_Aim_
In the listing below, pick out lines with "narkoba".

_Extracted entries_
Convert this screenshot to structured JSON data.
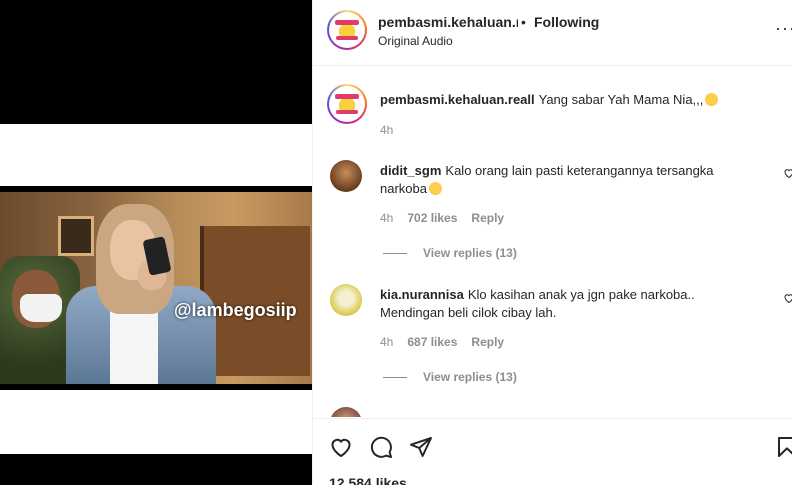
{
  "post": {
    "watermark": "@lambegosiip"
  },
  "header": {
    "username": "pembasmi.kehaluan.reall",
    "dot": "•",
    "follow_status": "Following",
    "audio": "Original Audio",
    "more": "···"
  },
  "caption": {
    "username": "pembasmi.kehaluan.reall",
    "text": "Yang sabar Yah Mama Nia,,,",
    "time": "4h"
  },
  "comments": [
    {
      "username": "didit_sgm",
      "text": "Kalo orang lain pasti keterangannya tersangka narkoba",
      "time": "4h",
      "likes": "702 likes",
      "reply_label": "Reply",
      "view_replies": "View replies (13)"
    },
    {
      "username": "kia.nurannisa",
      "text": "Klo kasihan anak ya jgn pake narkoba.. Mendingan beli cilok cibay lah.",
      "time": "4h",
      "likes": "687 likes",
      "reply_label": "Reply",
      "view_replies": "View replies (13)"
    }
  ],
  "footer": {
    "likes": "12,584 likes"
  },
  "icons": {
    "like": "heart-icon",
    "comment": "comment-icon",
    "share": "share-icon",
    "save": "bookmark-icon",
    "more": "more-icon"
  },
  "colors": {
    "text": "#262626",
    "muted": "#8e8e8e",
    "border": "#efefef"
  }
}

_Correct result_
      "text": "Kalo orang lain pasti keterangannya tersangka narkoba",
      "text": "Klo kasihan anak ya jgn pake narkoba.. Mendingan beli cilok cibay lah.",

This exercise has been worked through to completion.